=== Supplied records ===

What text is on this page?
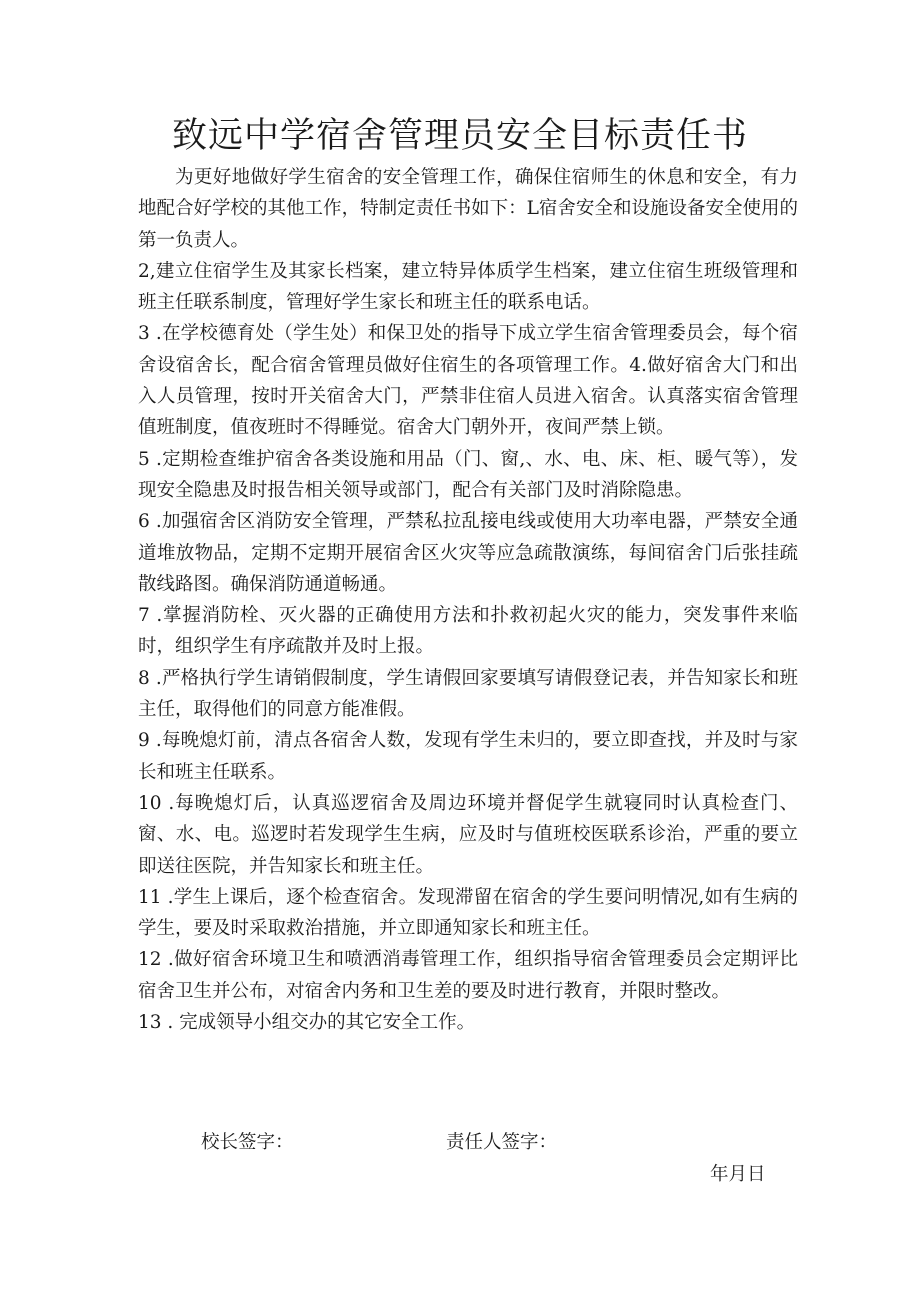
致远中学宿舍管理员安全目标责任书

为更好地做好学生宿舍的安全管理工作，确保住宿师生的休息和安全，有力地配合好学校的其他工作，特制定责任书如下：L宿舍安全和设施设备安全使用的第一负责人。

2,建立住宿学生及其家长档案，建立特异体质学生档案，建立住宿生班级管理和班主任联系制度，管理好学生家长和班主任的联系电话。

3 .在学校德育处（学生处）和保卫处的指导下成立学生宿舍管理委员会，每个宿舍设宿舍长，配合宿舍管理员做好住宿生的各项管理工作。4.做好宿舍大门和出入人员管理，按时开关宿舍大门，严禁非住宿人员进入宿舍。认真落实宿舍管理值班制度，值夜班时不得睡觉。宿舍大门朝外开，夜间严禁上锁。

5 .定期检查维护宿舍各类设施和用品（门、窗,、水、电、床、柜、暖气等），发现安全隐患及时报告相关领导或部门，配合有关部门及时消除隐患。

6 .加强宿舍区消防安全管理，严禁私拉乱接电线或使用大功率电器，严禁安全通道堆放物品，定期不定期开展宿舍区火灾等应急疏散演练，每间宿舍门后张挂疏散线路图。确保消防通道畅通。

7 .掌握消防栓、灭火器的正确使用方法和扑救初起火灾的能力，突发事件来临时，组织学生有序疏散并及时上报。

8 .严格执行学生请销假制度，学生请假回家要填写请假登记表，并告知家长和班主任，取得他们的同意方能准假。

9 .每晚熄灯前，清点各宿舍人数，发现有学生未归的，要立即查找，并及时与家长和班主任联系。

10 .每晚熄灯后，认真巡逻宿舍及周边环境并督促学生就寝同时认真检查门、窗、水、电。巡逻时若发现学生生病，应及时与值班校医联系诊治，严重的要立即送往医院，并告知家长和班主任。

11 .学生上课后，逐个检查宿舍。发现滞留在宿舍的学生要问明情况,如有生病的学生，要及时采取救治措施，并立即通知家长和班主任。

12 .做好宿舍环境卫生和喷洒消毒管理工作，组织指导宿舍管理委员会定期评比宿舍卫生并公布，对宿舍内务和卫生差的要及时进行教育，并限时整改。

13 . 完成领导小组交办的其它安全工作。

校长签字：	责任人签字：
年月日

===

Prompt: Reproduce the data verbatim. Do not carry any picture into the copy.

Correct answer:
What text is on this page?
致远中学宿舍管理员安全目标责任书

为更好地做好学生宿舍的安全管理工作，确保住宿师生的休息和安全，有力地配合好学校的其他工作，特制定责任书如下：L宿舍安全和设施设备安全使用的第一负责人。

2,建立住宿学生及其家长档案，建立特异体质学生档案，建立住宿生班级管理和班主任联系制度，管理好学生家长和班主任的联系电话。

3 .在学校德育处（学生处）和保卫处的指导下成立学生宿舍管理委员会，每个宿舍设宿舍长，配合宿舍管理员做好住宿生的各项管理工作。4.做好宿舍大门和出入人员管理，按时开关宿舍大门，严禁非住宿人员进入宿舍。认真落实宿舍管理值班制度，值夜班时不得睡觉。宿舍大门朝外开，夜间严禁上锁。

5 .定期检查维护宿舍各类设施和用品（门、窗,、水、电、床、柜、暖气等），发现安全隐患及时报告相关领导或部门，配合有关部门及时消除隐患。

6 .加强宿舍区消防安全管理，严禁私拉乱接电线或使用大功率电器，严禁安全通道堆放物品，定期不定期开展宿舍区火灾等应急疏散演练，每间宿舍门后张挂疏散线路图。确保消防通道畅通。

7 .掌握消防栓、灭火器的正确使用方法和扑救初起火灾的能力，突发事件来临时，组织学生有序疏散并及时上报。

8 .严格执行学生请销假制度，学生请假回家要填写请假登记表，并告知家长和班主任，取得他们的同意方能准假。

9 .每晚熄灯前，清点各宿舍人数，发现有学生未归的，要立即查找，并及时与家长和班主任联系。

10 .每晚熄灯后，认真巡逻宿舍及周边环境并督促学生就寝同时认真检查门、窗、水、电。巡逻时若发现学生生病，应及时与值班校医联系诊治，严重的要立即送往医院，并告知家长和班主任。

11 .学生上课后，逐个检查宿舍。发现滞留在宿舍的学生要问明情况,如有生病的学生，要及时采取救治措施，并立即通知家长和班主任。

12 .做好宿舍环境卫生和喷洒消毒管理工作，组织指导宿舍管理委员会定期评比宿舍卫生并公布，对宿舍内务和卫生差的要及时进行教育，并限时整改。

13 . 完成领导小组交办的其它安全工作。

校长签字：	责任人签字：
年月日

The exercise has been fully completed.